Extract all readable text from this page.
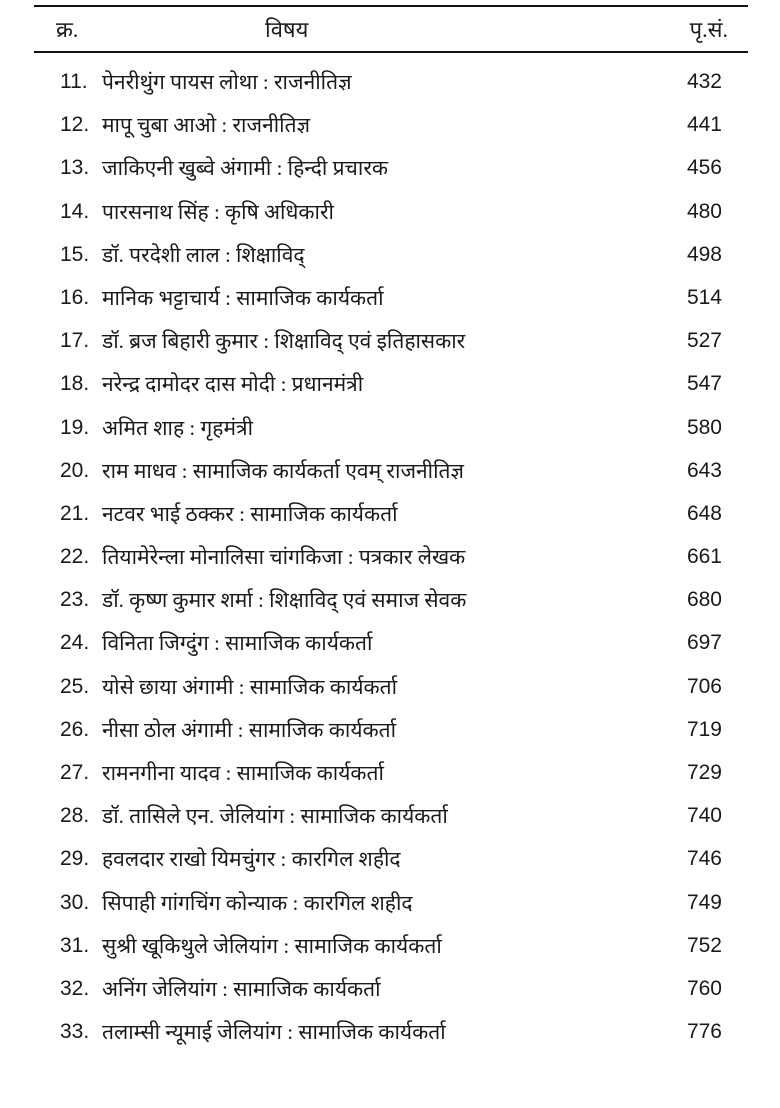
क्र.	विषय	पृ.सं.
11. पेनरीथुंग पायस लोथा : राजनीतिज्ञ	432
12. मापू चुबा आओ : राजनीतिज्ञ	441
13. जाकिएनी खुब्वे अंगामी : हिन्दी प्रचारक	456
14. पारसनाथ सिंह : कृषि अधिकारी	480
15. डॉ. परदेशी लाल : शिक्षाविद्	498
16. मानिक भट्टाचार्य : सामाजिक कार्यकर्ता	514
17. डॉ. ब्रज बिहारी कुमार : शिक्षाविद् एवं इतिहासकार	527
18. नरेन्द्र दामोदर दास मोदी : प्रधानमंत्री	547
19. अमित शाह : गृहमंत्री	580
20. राम माधव : सामाजिक कार्यकर्ता एवम् राजनीतिज्ञ	643
21. नटवर भाई ठक्कर : सामाजिक कार्यकर्ता	648
22. तियामेरेन्ला मोनालिसा चांगकिजा : पत्रकार लेखक	661
23. डॉ. कृष्ण कुमार शर्मा : शिक्षाविद् एवं समाज सेवक	680
24. विनिता जिग्दुंग : सामाजिक कार्यकर्ता	697
25. योसे छाया अंगामी : सामाजिक कार्यकर्ता	706
26. नीसा ठोल अंगामी : सामाजिक कार्यकर्ता	719
27. रामनगीना यादव : सामाजिक कार्यकर्ता	729
28. डॉ. तासिले एन. जेलियांग : सामाजिक कार्यकर्ता	740
29. हवलदार राखो यिमचुंगर : कारगिल शहीद	746
30. सिपाही गांगचिंग कोन्याक : कारगिल शहीद	749
31. सुश्री खूकिथुले जेलियांग : सामाजिक कार्यकर्ता	752
32. अनिंग जेलियांग : सामाजिक कार्यकर्ता	760
33. तलाम्सी न्यूमाई जेलियांग : सामाजिक कार्यकर्ता	776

+---+

## What this task involves
Copy the data character for character, but drop all pictures from the copy.

## Result of this task
Extract all readable text from this page.
क्र.	विषय	पृ.सं.
11. पेनरीथुंग पायस लोथा : राजनीतिज्ञ	432
12. मापू चुबा आओ : राजनीतिज्ञ	441
13. जाकिएनी खुब्वे अंगामी : हिन्दी प्रचारक	456
14. पारसनाथ सिंह : कृषि अधिकारी	480
15. डॉ. परदेशी लाल : शिक्षाविद्	498
16. मानिक भट्टाचार्य : सामाजिक कार्यकर्ता	514
17. डॉ. ब्रज बिहारी कुमार : शिक्षाविद् एवं इतिहासकार	527
18. नरेन्द्र दामोदर दास मोदी : प्रधानमंत्री	547
19. अमित शाह : गृहमंत्री	580
20. राम माधव : सामाजिक कार्यकर्ता एवम् राजनीतिज्ञ	643
21. नटवर भाई ठक्कर : सामाजिक कार्यकर्ता	648
22. तियामेरेन्ला मोनालिसा चांगकिजा : पत्रकार लेखक	661
23. डॉ. कृष्ण कुमार शर्मा : शिक्षाविद् एवं समाज सेवक	680
24. विनिता जिग्दुंग : सामाजिक कार्यकर्ता	697
25. योसे छाया अंगामी : सामाजिक कार्यकर्ता	706
26. नीसा ठोल अंगामी : सामाजिक कार्यकर्ता	719
27. रामनगीना यादव : सामाजिक कार्यकर्ता	729
28. डॉ. तासिले एन. जेलियांग : सामाजिक कार्यकर्ता	740
29. हवलदार राखो यिमचुंगर : कारगिल शहीद	746
30. सिपाही गांगचिंग कोन्याक : कारगिल शहीद	749
31. सुश्री खूकिथुले जेलियांग : सामाजिक कार्यकर्ता	752
32. अनिंग जेलियांग : सामाजिक कार्यकर्ता	760
33. तलाम्सी न्यूमाई जेलियांग : सामाजिक कार्यकर्ता	776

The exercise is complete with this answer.